Task material>
----------
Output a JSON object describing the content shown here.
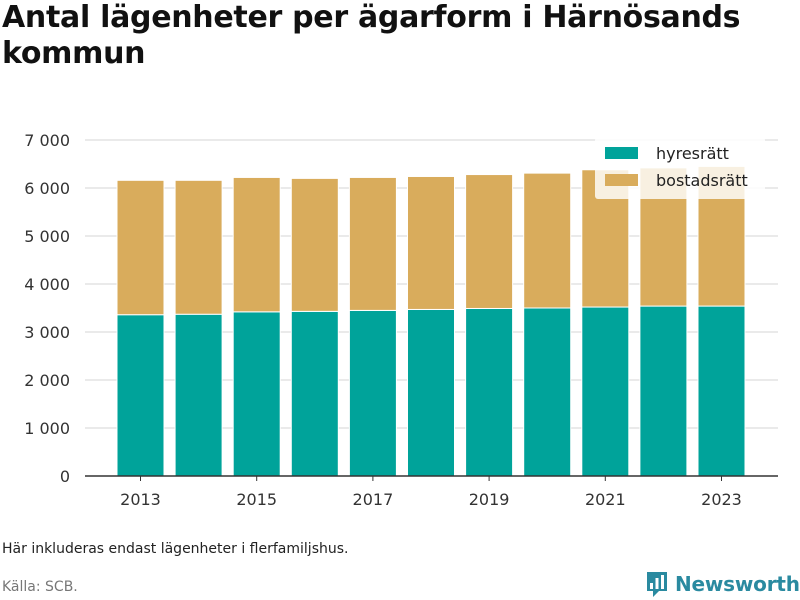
{
  "title": "Antal lägenheter per ägarform i Härnösands kommun",
  "note": "Här inkluderas endast lägenheter i flerfamiljshus.",
  "source": "Källa: SCB.",
  "brand": "Newsworthy",
  "colors": {
    "hyresratt": "#00a39a",
    "bostadsratt": "#d9ac5c",
    "grid": "#dddddd",
    "axis": "#333333",
    "brand": "#2a8aa0"
  },
  "chart_data": {
    "type": "bar",
    "stacked": true,
    "categories": [
      "2013",
      "2014",
      "2015",
      "2016",
      "2017",
      "2018",
      "2019",
      "2020",
      "2021",
      "2022",
      "2023"
    ],
    "x_tick_labels": [
      "2013",
      "2015",
      "2017",
      "2019",
      "2021",
      "2023"
    ],
    "y_ticks": [
      0,
      1000,
      2000,
      3000,
      4000,
      5000,
      6000,
      7000
    ],
    "y_tick_labels": [
      "0",
      "1 000",
      "2 000",
      "3 000",
      "4 000",
      "5 000",
      "6 000",
      "7 000"
    ],
    "ylim": [
      0,
      7000
    ],
    "grid": true,
    "legend_position": "top-right",
    "series": [
      {
        "name": "hyresrätt",
        "values": [
          3360,
          3370,
          3420,
          3430,
          3450,
          3470,
          3490,
          3500,
          3520,
          3540,
          3540
        ]
      },
      {
        "name": "bostadsrätt",
        "values": [
          2800,
          2790,
          2800,
          2770,
          2770,
          2770,
          2790,
          2810,
          2860,
          2880,
          2910
        ]
      }
    ]
  }
}
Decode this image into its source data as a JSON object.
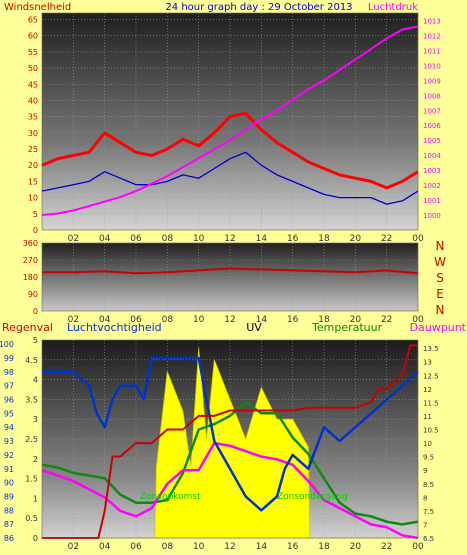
----------
Your objective> Copy the material shown above in full and exactly. Skip the pictures.

Solution for this exercise>
Output a JSON object describing the content shown here.
{
  "title": "Antal lägenheter per ägarform i Härnösands kommun",
  "note": "Här inkluderas endast lägenheter i flerfamiljshus.",
  "source": "Källa: SCB.",
  "brand": "Newsworthy",
  "colors": {
    "hyresratt": "#00a39a",
    "bostadsratt": "#d9ac5c",
    "grid": "#dddddd",
    "axis": "#333333",
    "brand": "#2a8aa0"
  },
  "chart_data": {
    "type": "bar",
    "stacked": true,
    "categories": [
      "2013",
      "2014",
      "2015",
      "2016",
      "2017",
      "2018",
      "2019",
      "2020",
      "2021",
      "2022",
      "2023"
    ],
    "x_tick_labels": [
      "2013",
      "2015",
      "2017",
      "2019",
      "2021",
      "2023"
    ],
    "y_ticks": [
      0,
      1000,
      2000,
      3000,
      4000,
      5000,
      6000,
      7000
    ],
    "y_tick_labels": [
      "0",
      "1 000",
      "2 000",
      "3 000",
      "4 000",
      "5 000",
      "6 000",
      "7 000"
    ],
    "ylim": [
      0,
      7000
    ],
    "grid": true,
    "legend_position": "top-right",
    "series": [
      {
        "name": "hyresrätt",
        "values": [
          3360,
          3370,
          3420,
          3430,
          3450,
          3470,
          3490,
          3500,
          3520,
          3540,
          3540
        ]
      },
      {
        "name": "bostadsrätt",
        "values": [
          2800,
          2790,
          2800,
          2770,
          2770,
          2770,
          2790,
          2810,
          2860,
          2880,
          2910
        ]
      }
    ]
  }
}
Decode this image into its source data as a JSON object.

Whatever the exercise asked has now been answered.